::: DATA EXCERPTS

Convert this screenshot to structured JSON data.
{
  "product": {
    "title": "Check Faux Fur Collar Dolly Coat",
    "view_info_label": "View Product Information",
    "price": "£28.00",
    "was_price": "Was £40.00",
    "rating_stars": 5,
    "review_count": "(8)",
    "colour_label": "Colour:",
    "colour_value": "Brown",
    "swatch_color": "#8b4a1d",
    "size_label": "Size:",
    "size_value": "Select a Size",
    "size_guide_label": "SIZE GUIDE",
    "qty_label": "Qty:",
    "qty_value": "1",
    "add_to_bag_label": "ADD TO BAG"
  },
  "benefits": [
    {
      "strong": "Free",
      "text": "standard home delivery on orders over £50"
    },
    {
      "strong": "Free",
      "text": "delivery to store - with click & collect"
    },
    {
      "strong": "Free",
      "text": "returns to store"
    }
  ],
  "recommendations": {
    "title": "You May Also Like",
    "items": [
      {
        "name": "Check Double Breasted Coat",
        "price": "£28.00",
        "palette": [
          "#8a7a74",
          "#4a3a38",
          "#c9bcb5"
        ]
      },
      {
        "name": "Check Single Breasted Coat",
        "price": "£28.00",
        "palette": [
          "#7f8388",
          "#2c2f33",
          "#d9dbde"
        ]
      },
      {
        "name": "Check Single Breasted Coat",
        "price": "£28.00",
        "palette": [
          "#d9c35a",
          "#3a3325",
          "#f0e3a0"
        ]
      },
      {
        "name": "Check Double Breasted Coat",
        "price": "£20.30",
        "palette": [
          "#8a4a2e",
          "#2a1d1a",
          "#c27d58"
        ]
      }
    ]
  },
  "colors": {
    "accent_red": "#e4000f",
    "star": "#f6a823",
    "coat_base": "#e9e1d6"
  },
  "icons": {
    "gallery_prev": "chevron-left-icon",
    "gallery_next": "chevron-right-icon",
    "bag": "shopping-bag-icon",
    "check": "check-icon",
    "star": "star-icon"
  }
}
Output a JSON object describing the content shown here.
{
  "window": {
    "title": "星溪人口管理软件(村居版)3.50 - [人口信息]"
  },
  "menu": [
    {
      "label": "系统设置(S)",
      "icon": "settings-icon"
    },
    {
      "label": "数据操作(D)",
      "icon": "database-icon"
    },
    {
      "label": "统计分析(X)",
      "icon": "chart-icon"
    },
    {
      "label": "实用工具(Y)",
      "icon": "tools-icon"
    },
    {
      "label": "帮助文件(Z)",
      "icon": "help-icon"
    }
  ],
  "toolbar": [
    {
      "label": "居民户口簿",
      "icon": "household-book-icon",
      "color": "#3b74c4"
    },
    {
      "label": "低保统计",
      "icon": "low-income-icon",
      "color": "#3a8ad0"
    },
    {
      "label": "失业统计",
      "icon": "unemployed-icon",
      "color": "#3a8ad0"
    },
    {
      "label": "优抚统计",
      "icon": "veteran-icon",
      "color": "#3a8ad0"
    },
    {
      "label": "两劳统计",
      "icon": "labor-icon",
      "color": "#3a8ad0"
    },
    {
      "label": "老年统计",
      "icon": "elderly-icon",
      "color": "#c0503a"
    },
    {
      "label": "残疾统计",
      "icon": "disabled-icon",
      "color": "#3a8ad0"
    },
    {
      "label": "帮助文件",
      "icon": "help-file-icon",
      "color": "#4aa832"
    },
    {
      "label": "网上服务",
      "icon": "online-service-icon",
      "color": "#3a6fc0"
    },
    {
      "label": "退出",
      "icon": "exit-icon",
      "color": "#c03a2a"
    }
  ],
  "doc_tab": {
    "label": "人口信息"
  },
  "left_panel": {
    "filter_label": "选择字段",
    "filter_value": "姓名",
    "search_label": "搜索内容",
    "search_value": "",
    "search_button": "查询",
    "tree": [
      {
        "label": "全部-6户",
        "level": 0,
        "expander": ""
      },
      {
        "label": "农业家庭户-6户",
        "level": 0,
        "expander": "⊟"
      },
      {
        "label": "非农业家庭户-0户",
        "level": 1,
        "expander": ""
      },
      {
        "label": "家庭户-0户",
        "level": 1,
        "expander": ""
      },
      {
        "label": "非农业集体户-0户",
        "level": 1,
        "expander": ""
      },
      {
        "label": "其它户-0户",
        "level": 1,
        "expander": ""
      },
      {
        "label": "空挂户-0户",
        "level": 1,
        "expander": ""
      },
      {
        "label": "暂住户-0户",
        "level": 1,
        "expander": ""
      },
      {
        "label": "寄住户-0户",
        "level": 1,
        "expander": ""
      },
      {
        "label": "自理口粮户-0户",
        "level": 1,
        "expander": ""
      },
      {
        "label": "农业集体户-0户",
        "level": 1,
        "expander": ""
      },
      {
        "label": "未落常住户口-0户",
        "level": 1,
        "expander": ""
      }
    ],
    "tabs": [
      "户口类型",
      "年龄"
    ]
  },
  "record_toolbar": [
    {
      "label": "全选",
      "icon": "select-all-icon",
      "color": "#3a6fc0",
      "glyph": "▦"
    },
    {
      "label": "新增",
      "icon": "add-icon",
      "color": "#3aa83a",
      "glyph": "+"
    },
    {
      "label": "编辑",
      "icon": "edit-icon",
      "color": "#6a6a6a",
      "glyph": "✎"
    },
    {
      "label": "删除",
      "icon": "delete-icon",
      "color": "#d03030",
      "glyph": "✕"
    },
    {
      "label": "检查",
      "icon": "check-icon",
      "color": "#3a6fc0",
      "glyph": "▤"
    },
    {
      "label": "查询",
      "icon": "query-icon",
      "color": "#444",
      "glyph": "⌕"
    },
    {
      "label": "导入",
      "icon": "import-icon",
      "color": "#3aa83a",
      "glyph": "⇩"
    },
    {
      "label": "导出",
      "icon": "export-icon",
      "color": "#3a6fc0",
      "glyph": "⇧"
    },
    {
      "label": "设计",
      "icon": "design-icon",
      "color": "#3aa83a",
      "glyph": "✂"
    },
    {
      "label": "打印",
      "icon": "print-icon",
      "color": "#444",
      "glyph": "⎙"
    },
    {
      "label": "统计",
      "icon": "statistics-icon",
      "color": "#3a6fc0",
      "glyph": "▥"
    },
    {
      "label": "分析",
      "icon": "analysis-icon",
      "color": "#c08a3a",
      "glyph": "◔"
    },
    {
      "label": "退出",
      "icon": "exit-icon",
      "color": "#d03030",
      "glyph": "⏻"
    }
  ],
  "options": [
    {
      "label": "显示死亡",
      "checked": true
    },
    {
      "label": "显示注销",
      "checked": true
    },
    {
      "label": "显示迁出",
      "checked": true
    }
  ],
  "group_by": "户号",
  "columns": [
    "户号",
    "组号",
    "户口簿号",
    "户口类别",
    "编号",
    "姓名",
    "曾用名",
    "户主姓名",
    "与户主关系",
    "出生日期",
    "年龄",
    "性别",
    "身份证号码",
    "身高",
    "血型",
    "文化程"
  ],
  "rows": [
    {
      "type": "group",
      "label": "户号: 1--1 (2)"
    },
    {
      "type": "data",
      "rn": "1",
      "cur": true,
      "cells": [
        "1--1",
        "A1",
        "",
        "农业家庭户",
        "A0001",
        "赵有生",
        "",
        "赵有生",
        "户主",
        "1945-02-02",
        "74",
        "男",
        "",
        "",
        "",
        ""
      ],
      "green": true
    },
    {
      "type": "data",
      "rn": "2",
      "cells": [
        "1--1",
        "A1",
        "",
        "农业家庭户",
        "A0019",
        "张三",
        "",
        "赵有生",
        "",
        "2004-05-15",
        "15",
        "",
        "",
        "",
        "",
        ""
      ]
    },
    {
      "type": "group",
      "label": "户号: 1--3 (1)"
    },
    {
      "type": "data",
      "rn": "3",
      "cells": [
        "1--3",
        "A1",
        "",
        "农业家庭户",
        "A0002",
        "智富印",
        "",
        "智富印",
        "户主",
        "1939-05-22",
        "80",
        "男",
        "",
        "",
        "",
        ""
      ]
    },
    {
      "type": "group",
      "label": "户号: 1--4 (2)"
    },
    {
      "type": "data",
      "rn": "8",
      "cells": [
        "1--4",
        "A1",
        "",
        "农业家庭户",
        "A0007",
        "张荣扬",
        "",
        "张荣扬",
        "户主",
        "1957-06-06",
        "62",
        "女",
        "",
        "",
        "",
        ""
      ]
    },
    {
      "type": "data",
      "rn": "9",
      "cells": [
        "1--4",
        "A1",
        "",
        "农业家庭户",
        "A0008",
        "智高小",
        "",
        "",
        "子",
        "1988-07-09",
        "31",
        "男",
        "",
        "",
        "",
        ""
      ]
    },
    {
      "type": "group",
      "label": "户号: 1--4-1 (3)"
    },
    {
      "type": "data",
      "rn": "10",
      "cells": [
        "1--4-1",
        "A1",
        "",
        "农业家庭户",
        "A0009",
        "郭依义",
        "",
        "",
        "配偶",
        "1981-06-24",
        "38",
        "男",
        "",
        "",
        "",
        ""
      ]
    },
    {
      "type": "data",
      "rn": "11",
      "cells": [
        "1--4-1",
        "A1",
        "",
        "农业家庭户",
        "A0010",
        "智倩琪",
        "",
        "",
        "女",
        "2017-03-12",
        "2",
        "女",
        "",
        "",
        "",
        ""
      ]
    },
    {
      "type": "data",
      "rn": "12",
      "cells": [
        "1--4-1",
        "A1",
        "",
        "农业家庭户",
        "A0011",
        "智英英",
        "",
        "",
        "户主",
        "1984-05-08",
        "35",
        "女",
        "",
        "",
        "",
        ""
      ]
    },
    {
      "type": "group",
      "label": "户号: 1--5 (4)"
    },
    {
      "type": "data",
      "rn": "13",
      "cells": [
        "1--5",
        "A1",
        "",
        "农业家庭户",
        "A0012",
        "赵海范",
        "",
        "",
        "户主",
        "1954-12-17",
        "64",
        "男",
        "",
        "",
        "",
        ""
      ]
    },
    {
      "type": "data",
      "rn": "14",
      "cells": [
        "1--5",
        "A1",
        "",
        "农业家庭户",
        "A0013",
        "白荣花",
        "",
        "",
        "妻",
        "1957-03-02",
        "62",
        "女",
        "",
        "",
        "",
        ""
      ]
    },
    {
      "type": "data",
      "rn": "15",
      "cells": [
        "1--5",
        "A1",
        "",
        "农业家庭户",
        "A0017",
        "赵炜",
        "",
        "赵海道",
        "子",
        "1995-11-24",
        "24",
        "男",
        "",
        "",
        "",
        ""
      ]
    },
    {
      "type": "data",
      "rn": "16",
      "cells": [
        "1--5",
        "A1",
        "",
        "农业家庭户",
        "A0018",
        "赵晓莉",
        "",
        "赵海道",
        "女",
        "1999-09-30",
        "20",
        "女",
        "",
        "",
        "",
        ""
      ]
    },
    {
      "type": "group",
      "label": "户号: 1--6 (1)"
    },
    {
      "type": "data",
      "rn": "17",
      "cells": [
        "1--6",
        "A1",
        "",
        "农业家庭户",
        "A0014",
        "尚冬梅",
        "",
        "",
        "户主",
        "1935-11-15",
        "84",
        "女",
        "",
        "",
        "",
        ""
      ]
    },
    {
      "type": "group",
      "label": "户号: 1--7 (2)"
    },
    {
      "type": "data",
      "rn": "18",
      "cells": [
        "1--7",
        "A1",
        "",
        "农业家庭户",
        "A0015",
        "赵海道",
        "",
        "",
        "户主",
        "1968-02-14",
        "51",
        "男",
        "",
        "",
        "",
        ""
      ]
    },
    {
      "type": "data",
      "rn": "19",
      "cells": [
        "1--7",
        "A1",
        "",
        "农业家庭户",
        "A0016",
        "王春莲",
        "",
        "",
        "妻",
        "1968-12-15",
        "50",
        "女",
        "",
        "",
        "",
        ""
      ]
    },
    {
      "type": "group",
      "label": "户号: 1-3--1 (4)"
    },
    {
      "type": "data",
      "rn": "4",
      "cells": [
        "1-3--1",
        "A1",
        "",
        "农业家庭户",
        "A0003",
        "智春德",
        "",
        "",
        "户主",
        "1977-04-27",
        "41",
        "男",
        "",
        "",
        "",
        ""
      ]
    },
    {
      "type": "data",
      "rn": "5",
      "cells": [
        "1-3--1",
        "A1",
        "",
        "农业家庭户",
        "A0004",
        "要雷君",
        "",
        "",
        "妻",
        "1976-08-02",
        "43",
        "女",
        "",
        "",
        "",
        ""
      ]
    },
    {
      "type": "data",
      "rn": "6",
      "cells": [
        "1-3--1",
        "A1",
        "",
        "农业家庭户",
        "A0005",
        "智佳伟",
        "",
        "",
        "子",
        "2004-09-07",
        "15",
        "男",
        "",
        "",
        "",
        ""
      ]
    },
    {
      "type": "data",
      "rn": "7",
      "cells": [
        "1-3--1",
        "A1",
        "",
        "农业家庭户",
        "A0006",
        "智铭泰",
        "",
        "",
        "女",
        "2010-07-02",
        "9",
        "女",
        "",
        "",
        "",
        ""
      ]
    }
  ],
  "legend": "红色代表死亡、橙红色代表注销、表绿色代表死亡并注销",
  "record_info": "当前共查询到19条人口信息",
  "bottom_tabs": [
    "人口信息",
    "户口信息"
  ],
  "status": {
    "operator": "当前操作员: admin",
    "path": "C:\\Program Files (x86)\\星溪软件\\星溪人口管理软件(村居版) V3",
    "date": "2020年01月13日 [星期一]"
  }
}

::::::

TO DO:
Copy every line of the listing that contains the word "store".

RIGHT ANSWER:
      "text": "delivery to store - with click & collect"
      "text": "returns to store"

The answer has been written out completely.